**Your goal**
Copy out each line exactly; pictures stay out of the copy.

Dataset items:
^^^^

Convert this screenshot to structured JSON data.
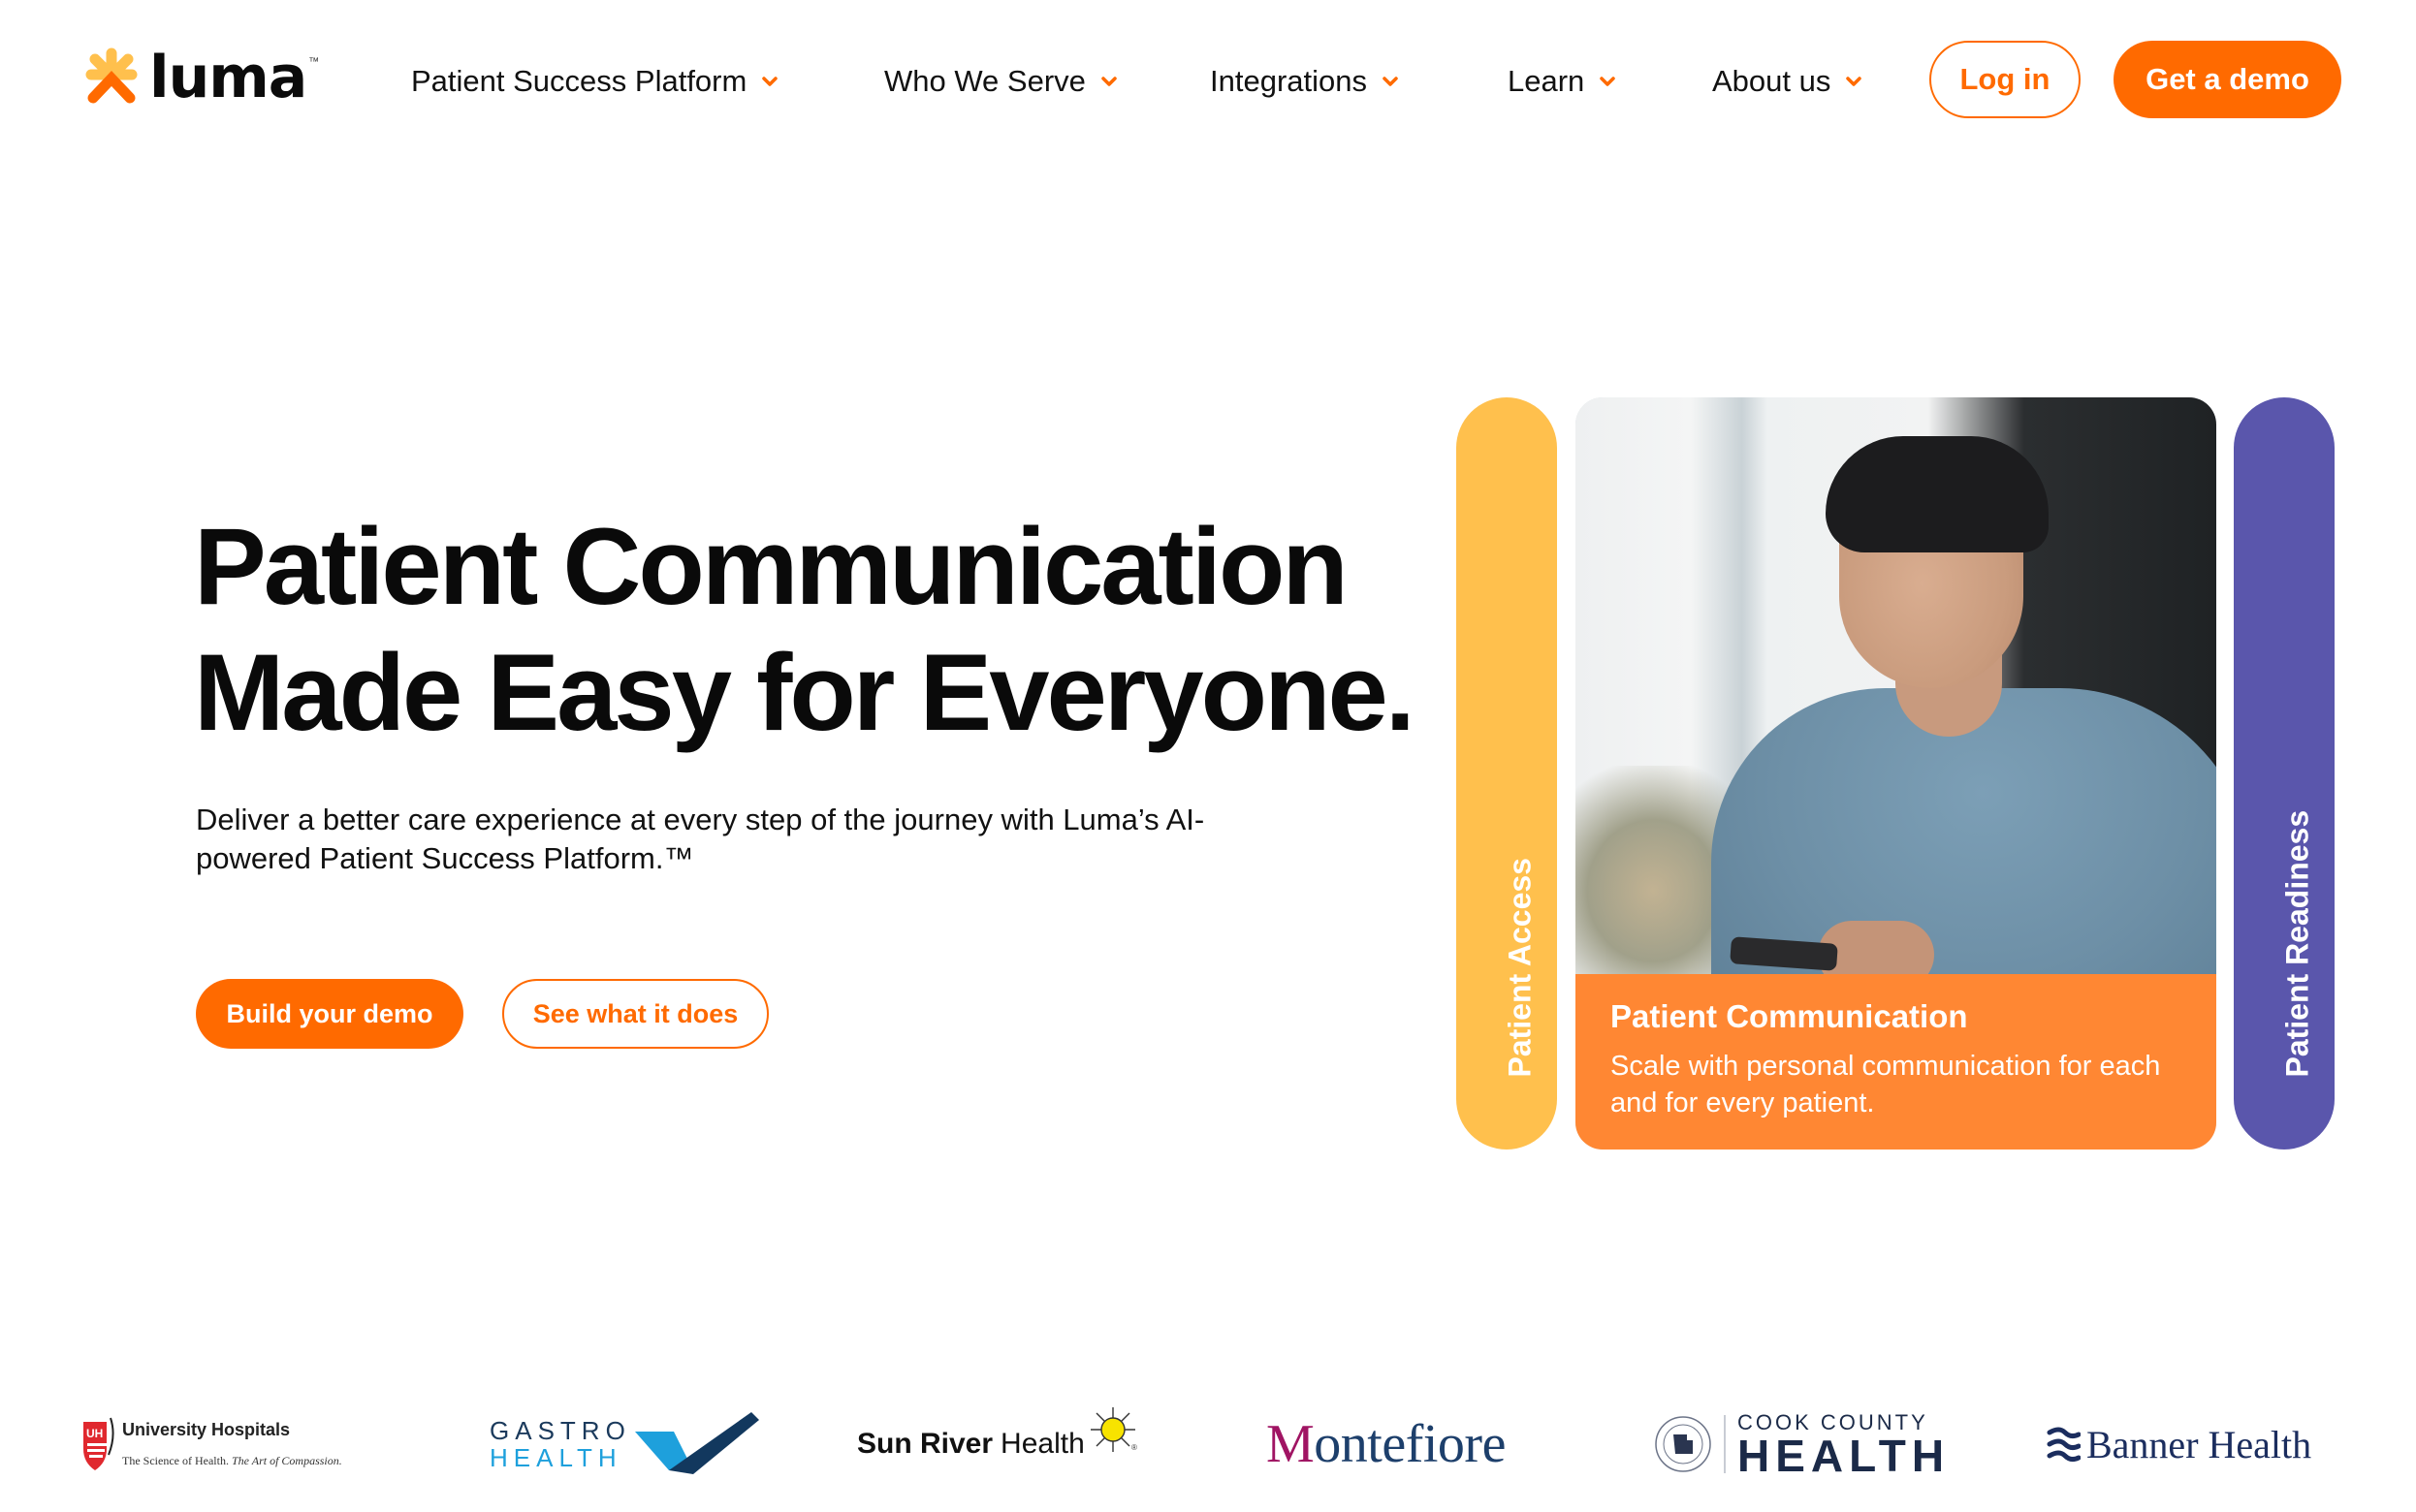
{
  "header": {
    "logo": {
      "text": "luma",
      "tm": "™",
      "icon": "luma-asterisk-icon"
    },
    "nav": [
      {
        "label": "Patient Success Platform",
        "icon": "chevron-down-icon"
      },
      {
        "label": "Who We Serve",
        "icon": "chevron-down-icon"
      },
      {
        "label": "Integrations",
        "icon": "chevron-down-icon"
      },
      {
        "label": "Learn",
        "icon": "chevron-down-icon"
      },
      {
        "label": "About us",
        "icon": "chevron-down-icon"
      }
    ],
    "login_label": "Log in",
    "demo_label": "Get a demo"
  },
  "hero": {
    "title_part1": "Patient ",
    "title_highlight": "Communication",
    "title_line2": "Made Easy for Everyone.",
    "subtitle": "Deliver a better care experience at every step of the journey with Luma’s AI-powered Patient Success Platform.™",
    "primary_cta": "Build your demo",
    "secondary_cta": "See what it does"
  },
  "cards": {
    "left_pill": "Patient Access",
    "right_pill": "Patient Readiness",
    "featured": {
      "title": "Patient Communication",
      "description": "Scale with personal communication for each and for every patient.",
      "image_alt": "man-looking-at-phone-photo"
    }
  },
  "customers": {
    "university_hospitals": {
      "name": "University Hospitals",
      "tagline_plain": "The Science of Health. ",
      "tagline_italic": "The Art of Compassion.",
      "mark": "UH"
    },
    "gastro_health": {
      "line1": "GASTRO",
      "line2": "HEALTH"
    },
    "sun_river": {
      "bold": "Sun River",
      "light": "Health",
      "reg": "®"
    },
    "montefiore": {
      "initial": "M",
      "rest": "ontefiore"
    },
    "cook_county": {
      "line1": "COOK COUNTY",
      "line2": "HEALTH"
    },
    "banner": {
      "name": "Banner Health",
      "reg": "."
    }
  },
  "colors": {
    "brand_orange": "#ff6a00",
    "panel_orange": "#ff8733",
    "highlight_orange": "#ffa066",
    "yellow": "#ffc04d",
    "purple": "#5a56ac"
  }
}
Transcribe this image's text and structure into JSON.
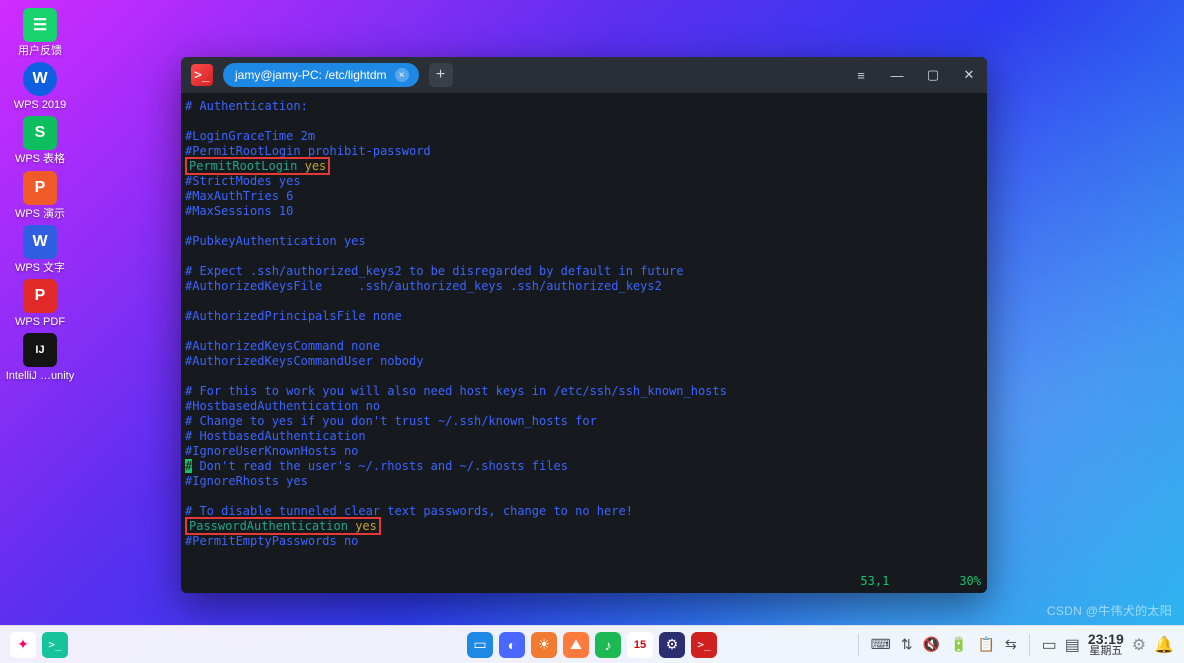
{
  "desktop": {
    "icons": [
      {
        "id": "feedback",
        "glyph": "☰",
        "label": "用户反馈"
      },
      {
        "id": "wps2019",
        "glyph": "W",
        "label": "WPS 2019"
      },
      {
        "id": "wpsbiaoge",
        "glyph": "S",
        "label": "WPS 表格"
      },
      {
        "id": "wpsppt",
        "glyph": "P",
        "label": "WPS 演示"
      },
      {
        "id": "wpswz",
        "glyph": "W",
        "label": "WPS 文字"
      },
      {
        "id": "wpspdf",
        "glyph": "P",
        "label": "WPS PDF"
      },
      {
        "id": "intellij",
        "glyph": "IJ",
        "label": "IntelliJ …unity"
      }
    ]
  },
  "terminal": {
    "app_glyph": ">_",
    "tab_title": "jamy@jamy-PC: /etc/lightdm",
    "tab_close_glyph": "×",
    "new_tab_glyph": "+",
    "menu_glyph": "≡",
    "min_glyph": "—",
    "max_glyph": "▢",
    "close_glyph": "✕",
    "status_pos": "53,1",
    "status_pct": "30%",
    "lines": {
      "l1_comment": "# Authentication:",
      "l2": "#LoginGraceTime 2m",
      "l3": "#PermitRootLogin prohibit-password",
      "l4_k": "PermitRootLogin",
      "l4_v": "yes",
      "l5": "#StrictModes yes",
      "l6": "#MaxAuthTries 6",
      "l7": "#MaxSessions 10",
      "l8": "#PubkeyAuthentication yes",
      "l9a": "# Expect .ssh/authorized_keys2 to be disregarded by default in future",
      "l9b": "#AuthorizedKeysFile     .ssh/authorized_keys .ssh/authorized_keys2",
      "l10": "#AuthorizedPrincipalsFile none",
      "l11": "#AuthorizedKeysCommand none",
      "l12": "#AuthorizedKeysCommandUser nobody",
      "l13a": "# For this to work you will also need host keys in /etc/ssh/ssh_known_hosts",
      "l13b": "#HostbasedAuthentication no",
      "l13c": "# Change to yes if you don't trust ~/.ssh/known_hosts for",
      "l13d": "# HostbasedAuthentication",
      "l13e": "#IgnoreUserKnownHosts no",
      "l13f_pre": "#",
      "l13f": " Don't read the user's ~/.rhosts and ~/.shosts files",
      "l13g": "#IgnoreRhosts yes",
      "l14": "# To disable tunneled clear text passwords, change to no here!",
      "l15_k": "PasswordAuthentication",
      "l15_v": "yes",
      "l16": "#PermitEmptyPasswords no"
    }
  },
  "taskbar": {
    "left": {
      "launcher": "✦",
      "deepin_term": ">_"
    },
    "center": [
      {
        "id": "appstore",
        "glyph": "▭",
        "bg": "#1e88e5"
      },
      {
        "id": "browser",
        "glyph": "◐",
        "bg": "#4a68ff"
      },
      {
        "id": "weather",
        "glyph": "☀",
        "bg": "#f07b2e"
      },
      {
        "id": "photos",
        "glyph": "⛰",
        "bg": "#ff7a3d"
      },
      {
        "id": "music",
        "glyph": "♪",
        "bg": "#1db954"
      },
      {
        "id": "calendar",
        "glyph": "15",
        "bg": "#ffffff"
      },
      {
        "id": "settings",
        "glyph": "⚙",
        "bg": "#2c2f6f"
      },
      {
        "id": "terminal",
        "glyph": ">_",
        "bg": "#d02020"
      }
    ],
    "tray": {
      "keyboard": "⌨",
      "usb": "⇅",
      "volume": "🔇",
      "battery": "🔋",
      "clipboard": "📋",
      "network": "⇆",
      "desktop": "▭",
      "notifs": "▤"
    },
    "clock": {
      "time": "23:19",
      "date": "星期五"
    },
    "extra": {
      "gear": "⚙",
      "bell": "🔔"
    }
  },
  "watermark": "CSDN @牛伟犬的太阳"
}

^^^^

**Solution to this task**
Convert this screenshot to structured JSON data.
{
  "header": {
    "logo": {
      "text": "luma",
      "tm": "™",
      "icon": "luma-asterisk-icon"
    },
    "nav": [
      {
        "label": "Patient Success Platform",
        "icon": "chevron-down-icon"
      },
      {
        "label": "Who We Serve",
        "icon": "chevron-down-icon"
      },
      {
        "label": "Integrations",
        "icon": "chevron-down-icon"
      },
      {
        "label": "Learn",
        "icon": "chevron-down-icon"
      },
      {
        "label": "About us",
        "icon": "chevron-down-icon"
      }
    ],
    "login_label": "Log in",
    "demo_label": "Get a demo"
  },
  "hero": {
    "title_part1": "Patient ",
    "title_highlight": "Communication",
    "title_line2": "Made Easy for Everyone.",
    "subtitle": "Deliver a better care experience at every step of the journey with Luma’s AI-powered Patient Success Platform.™",
    "primary_cta": "Build your demo",
    "secondary_cta": "See what it does"
  },
  "cards": {
    "left_pill": "Patient Access",
    "right_pill": "Patient Readiness",
    "featured": {
      "title": "Patient Communication",
      "description": "Scale with personal communication for each and for every patient.",
      "image_alt": "man-looking-at-phone-photo"
    }
  },
  "customers": {
    "university_hospitals": {
      "name": "University Hospitals",
      "tagline_plain": "The Science of Health. ",
      "tagline_italic": "The Art of Compassion.",
      "mark": "UH"
    },
    "gastro_health": {
      "line1": "GASTRO",
      "line2": "HEALTH"
    },
    "sun_river": {
      "bold": "Sun River",
      "light": "Health",
      "reg": "®"
    },
    "montefiore": {
      "initial": "M",
      "rest": "ontefiore"
    },
    "cook_county": {
      "line1": "COOK COUNTY",
      "line2": "HEALTH"
    },
    "banner": {
      "name": "Banner Health",
      "reg": "."
    }
  },
  "colors": {
    "brand_orange": "#ff6a00",
    "panel_orange": "#ff8733",
    "highlight_orange": "#ffa066",
    "yellow": "#ffc04d",
    "purple": "#5a56ac"
  }
}
Transcribe this image's text and structure into JSON.
{
  "desktop": {
    "icons": [
      {
        "id": "feedback",
        "glyph": "☰",
        "label": "用户反馈"
      },
      {
        "id": "wps2019",
        "glyph": "W",
        "label": "WPS 2019"
      },
      {
        "id": "wpsbiaoge",
        "glyph": "S",
        "label": "WPS 表格"
      },
      {
        "id": "wpsppt",
        "glyph": "P",
        "label": "WPS 演示"
      },
      {
        "id": "wpswz",
        "glyph": "W",
        "label": "WPS 文字"
      },
      {
        "id": "wpspdf",
        "glyph": "P",
        "label": "WPS PDF"
      },
      {
        "id": "intellij",
        "glyph": "IJ",
        "label": "IntelliJ …unity"
      }
    ]
  },
  "terminal": {
    "app_glyph": ">_",
    "tab_title": "jamy@jamy-PC: /etc/lightdm",
    "tab_close_glyph": "×",
    "new_tab_glyph": "+",
    "menu_glyph": "≡",
    "min_glyph": "—",
    "max_glyph": "▢",
    "close_glyph": "✕",
    "status_pos": "53,1",
    "status_pct": "30%",
    "lines": {
      "l1_comment": "# Authentication:",
      "l2": "#LoginGraceTime 2m",
      "l3": "#PermitRootLogin prohibit-password",
      "l4_k": "PermitRootLogin",
      "l4_v": "yes",
      "l5": "#StrictModes yes",
      "l6": "#MaxAuthTries 6",
      "l7": "#MaxSessions 10",
      "l8": "#PubkeyAuthentication yes",
      "l9a": "# Expect .ssh/authorized_keys2 to be disregarded by default in future",
      "l9b": "#AuthorizedKeysFile     .ssh/authorized_keys .ssh/authorized_keys2",
      "l10": "#AuthorizedPrincipalsFile none",
      "l11": "#AuthorizedKeysCommand none",
      "l12": "#AuthorizedKeysCommandUser nobody",
      "l13a": "# For this to work you will also need host keys in /etc/ssh/ssh_known_hosts",
      "l13b": "#HostbasedAuthentication no",
      "l13c": "# Change to yes if you don't trust ~/.ssh/known_hosts for",
      "l13d": "# HostbasedAuthentication",
      "l13e": "#IgnoreUserKnownHosts no",
      "l13f_pre": "#",
      "l13f": " Don't read the user's ~/.rhosts and ~/.shosts files",
      "l13g": "#IgnoreRhosts yes",
      "l14": "# To disable tunneled clear text passwords, change to no here!",
      "l15_k": "PasswordAuthentication",
      "l15_v": "yes",
      "l16": "#PermitEmptyPasswords no"
    }
  },
  "taskbar": {
    "left": {
      "launcher": "✦",
      "deepin_term": ">_"
    },
    "center": [
      {
        "id": "appstore",
        "glyph": "▭",
        "bg": "#1e88e5"
      },
      {
        "id": "browser",
        "glyph": "◐",
        "bg": "#4a68ff"
      },
      {
        "id": "weather",
        "glyph": "☀",
        "bg": "#f07b2e"
      },
      {
        "id": "photos",
        "glyph": "⛰",
        "bg": "#ff7a3d"
      },
      {
        "id": "music",
        "glyph": "♪",
        "bg": "#1db954"
      },
      {
        "id": "calendar",
        "glyph": "15",
        "bg": "#ffffff"
      },
      {
        "id": "settings",
        "glyph": "⚙",
        "bg": "#2c2f6f"
      },
      {
        "id": "terminal",
        "glyph": ">_",
        "bg": "#d02020"
      }
    ],
    "tray": {
      "keyboard": "⌨",
      "usb": "⇅",
      "volume": "🔇",
      "battery": "🔋",
      "clipboard": "📋",
      "network": "⇆",
      "desktop": "▭",
      "notifs": "▤"
    },
    "clock": {
      "time": "23:19",
      "date": "星期五"
    },
    "extra": {
      "gear": "⚙",
      "bell": "🔔"
    }
  },
  "watermark": "CSDN @牛伟犬的太阳"
}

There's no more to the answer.